--- START OF Provided data ---
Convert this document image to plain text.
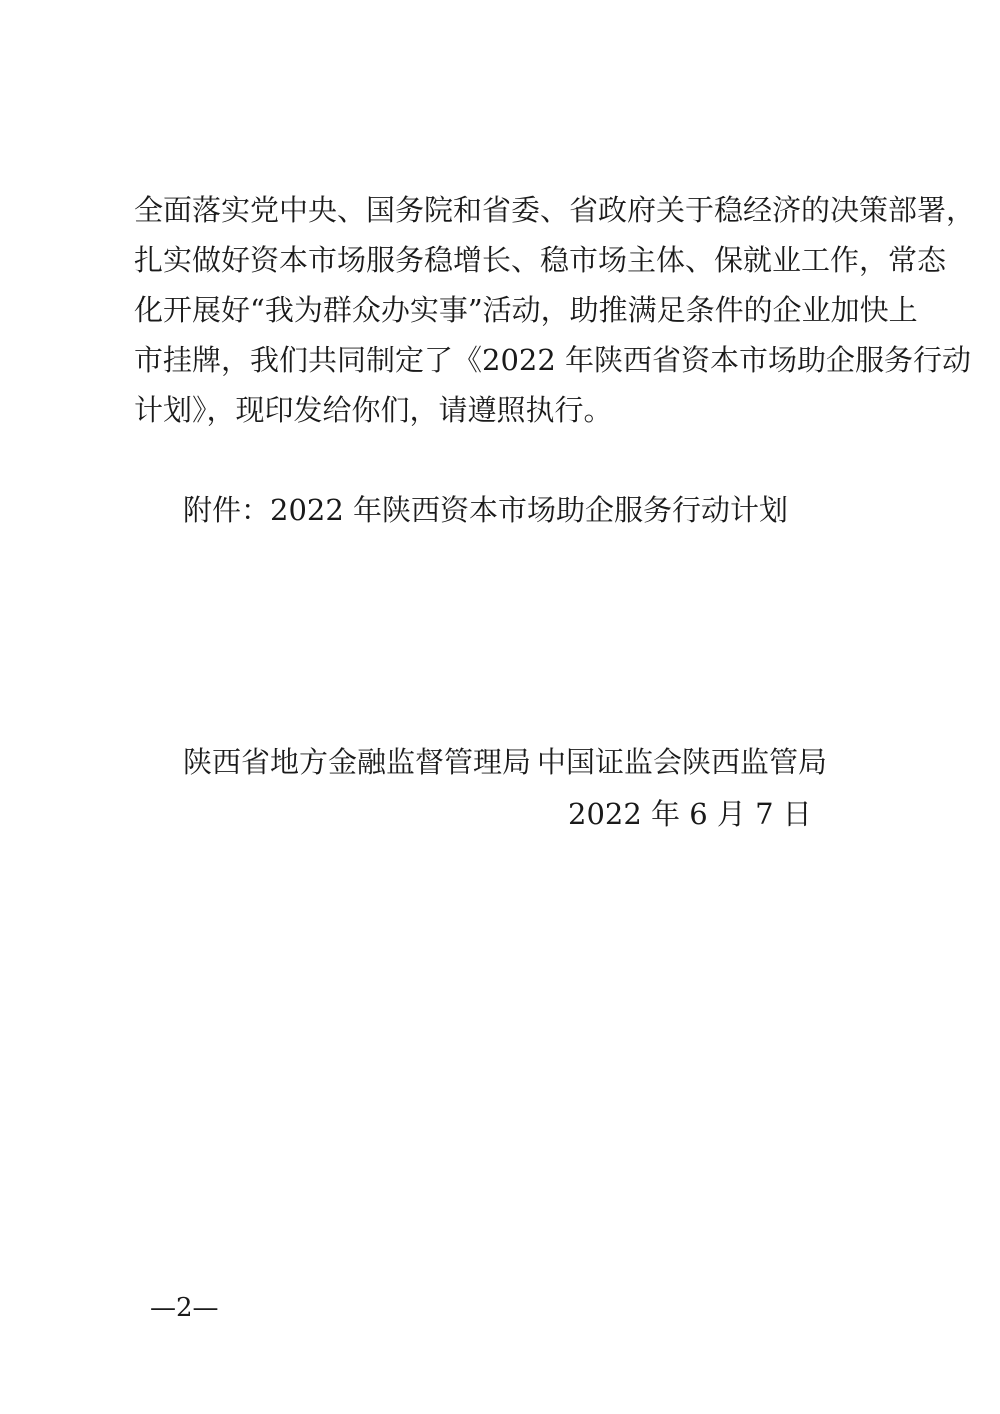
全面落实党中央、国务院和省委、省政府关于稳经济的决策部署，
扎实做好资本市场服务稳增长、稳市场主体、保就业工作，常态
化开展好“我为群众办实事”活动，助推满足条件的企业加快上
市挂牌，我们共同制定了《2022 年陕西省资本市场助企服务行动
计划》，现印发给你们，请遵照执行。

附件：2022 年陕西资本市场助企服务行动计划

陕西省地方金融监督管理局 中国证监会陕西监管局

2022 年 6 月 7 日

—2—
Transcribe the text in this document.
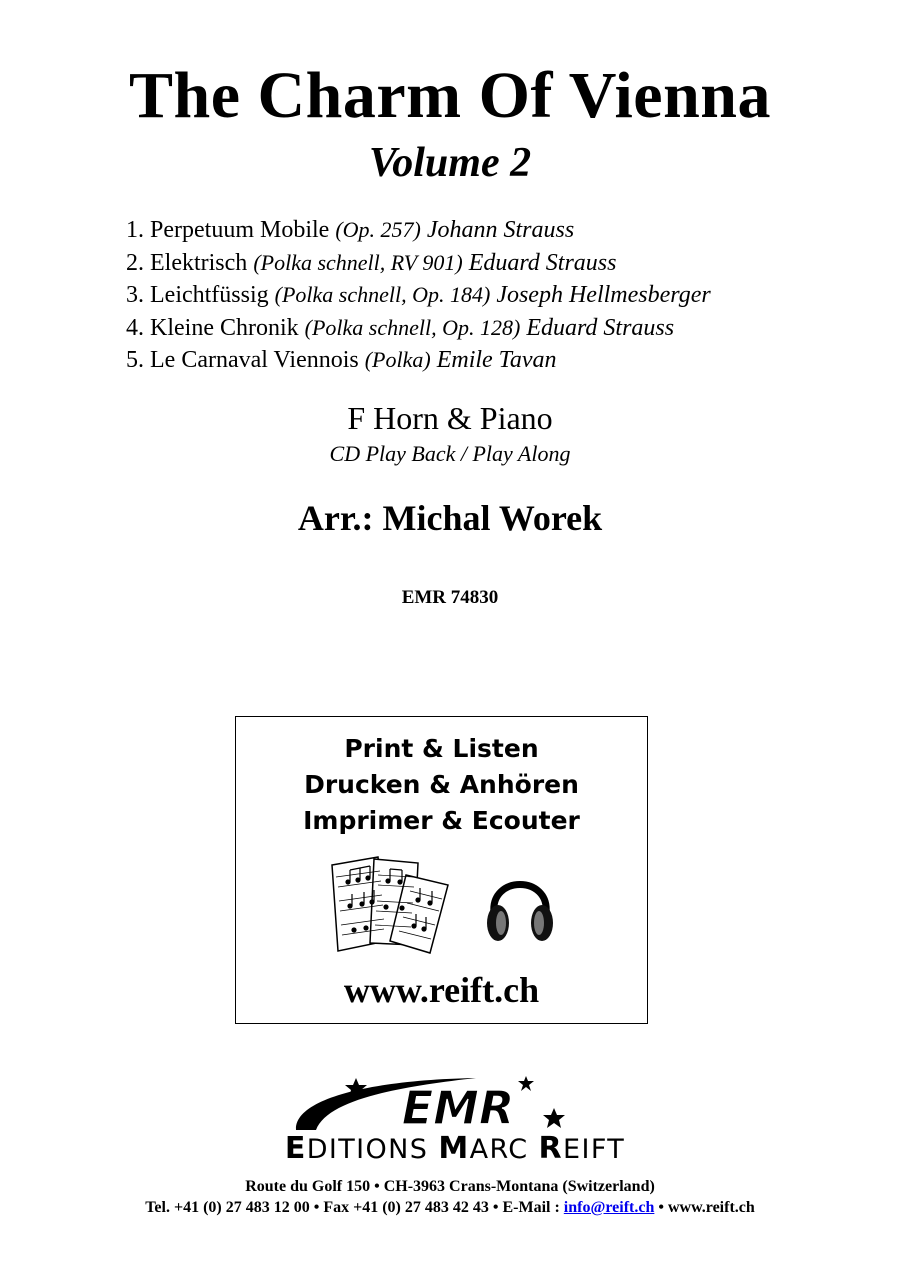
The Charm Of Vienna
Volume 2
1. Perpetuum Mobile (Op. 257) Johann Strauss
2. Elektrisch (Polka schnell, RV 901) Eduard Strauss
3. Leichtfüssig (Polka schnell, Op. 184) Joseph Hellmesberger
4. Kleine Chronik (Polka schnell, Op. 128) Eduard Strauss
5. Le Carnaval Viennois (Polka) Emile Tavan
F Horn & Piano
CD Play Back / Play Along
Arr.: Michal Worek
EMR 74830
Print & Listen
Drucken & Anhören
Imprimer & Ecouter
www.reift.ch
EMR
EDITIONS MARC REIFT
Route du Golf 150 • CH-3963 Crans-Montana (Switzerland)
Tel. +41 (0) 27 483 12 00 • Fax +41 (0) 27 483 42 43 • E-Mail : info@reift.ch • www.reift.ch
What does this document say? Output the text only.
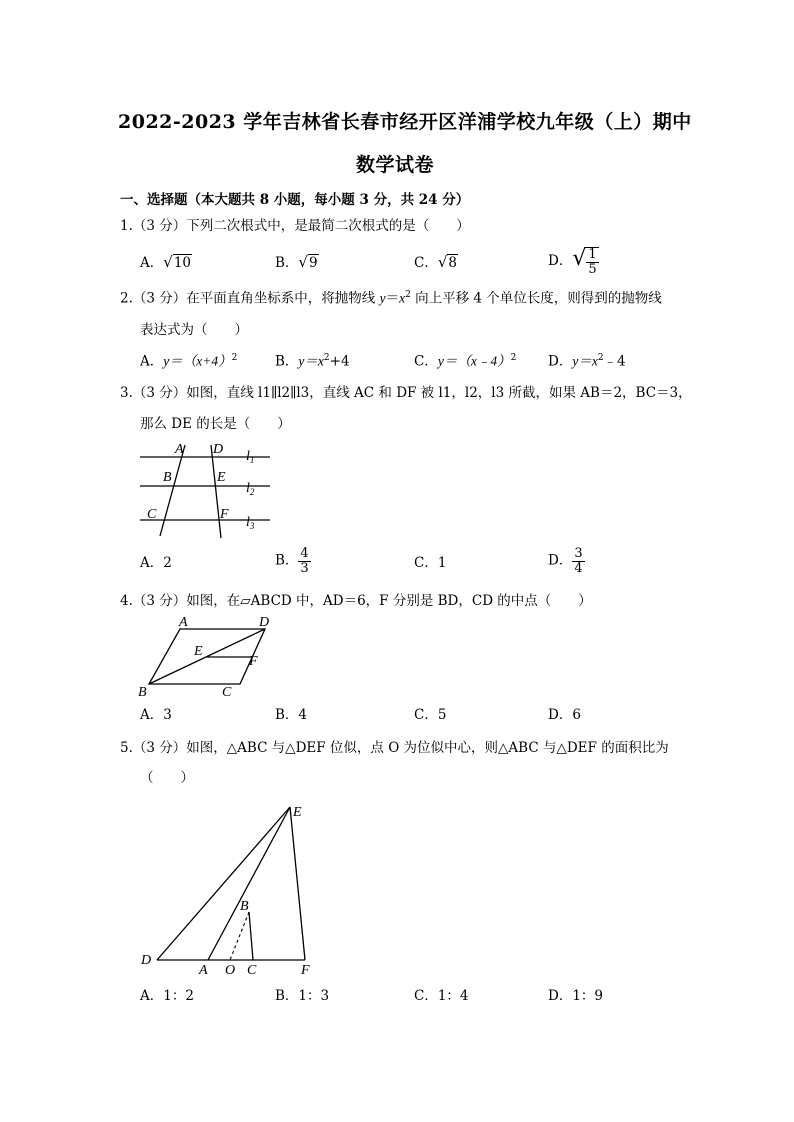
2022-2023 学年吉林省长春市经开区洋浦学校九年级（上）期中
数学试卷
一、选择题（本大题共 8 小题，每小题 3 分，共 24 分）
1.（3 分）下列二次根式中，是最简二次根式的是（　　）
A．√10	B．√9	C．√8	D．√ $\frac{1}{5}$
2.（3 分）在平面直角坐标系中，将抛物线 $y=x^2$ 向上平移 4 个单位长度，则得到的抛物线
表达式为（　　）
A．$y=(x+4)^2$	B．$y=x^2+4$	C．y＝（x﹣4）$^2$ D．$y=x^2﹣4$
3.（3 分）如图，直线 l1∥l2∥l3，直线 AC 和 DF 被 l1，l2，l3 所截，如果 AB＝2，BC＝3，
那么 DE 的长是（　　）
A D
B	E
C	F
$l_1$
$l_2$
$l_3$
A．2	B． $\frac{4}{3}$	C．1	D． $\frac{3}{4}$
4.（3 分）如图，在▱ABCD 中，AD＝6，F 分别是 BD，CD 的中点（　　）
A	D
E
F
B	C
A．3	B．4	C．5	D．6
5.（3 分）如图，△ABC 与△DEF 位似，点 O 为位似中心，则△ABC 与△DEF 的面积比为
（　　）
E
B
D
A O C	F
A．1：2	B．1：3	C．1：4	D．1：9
--- END OF Provided data ---
--- START OF Provided data ---
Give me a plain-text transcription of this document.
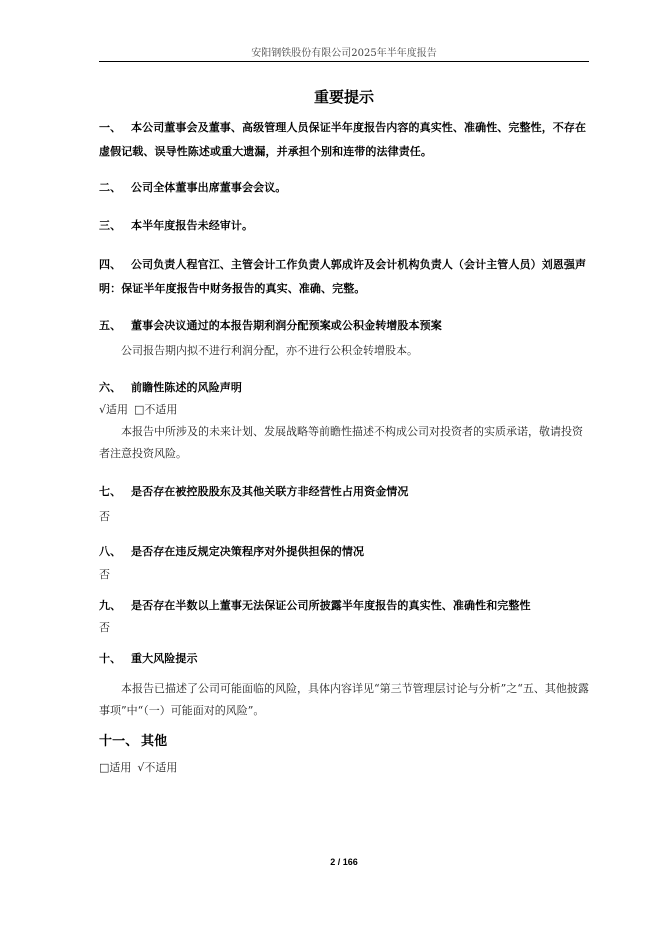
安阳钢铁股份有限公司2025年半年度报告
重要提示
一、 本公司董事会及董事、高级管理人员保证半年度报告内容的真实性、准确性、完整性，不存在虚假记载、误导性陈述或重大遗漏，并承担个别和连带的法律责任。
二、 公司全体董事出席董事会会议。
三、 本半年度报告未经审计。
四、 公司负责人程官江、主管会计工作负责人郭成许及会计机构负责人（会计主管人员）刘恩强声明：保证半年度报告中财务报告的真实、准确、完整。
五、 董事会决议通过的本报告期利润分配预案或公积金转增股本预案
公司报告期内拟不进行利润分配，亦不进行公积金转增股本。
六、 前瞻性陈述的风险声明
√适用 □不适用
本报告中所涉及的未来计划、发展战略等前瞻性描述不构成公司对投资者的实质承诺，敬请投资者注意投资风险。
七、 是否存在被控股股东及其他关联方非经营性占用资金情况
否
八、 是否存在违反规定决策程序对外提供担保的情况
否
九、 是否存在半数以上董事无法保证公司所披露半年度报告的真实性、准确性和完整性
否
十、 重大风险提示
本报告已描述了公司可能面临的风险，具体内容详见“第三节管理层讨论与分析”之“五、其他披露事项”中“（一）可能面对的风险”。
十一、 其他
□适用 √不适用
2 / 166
--- END OF Provided data ---
Exercise description >>
Exactly how many lines of the material contain the word "plain"? Write the number alone.

Result of this exercise >>
2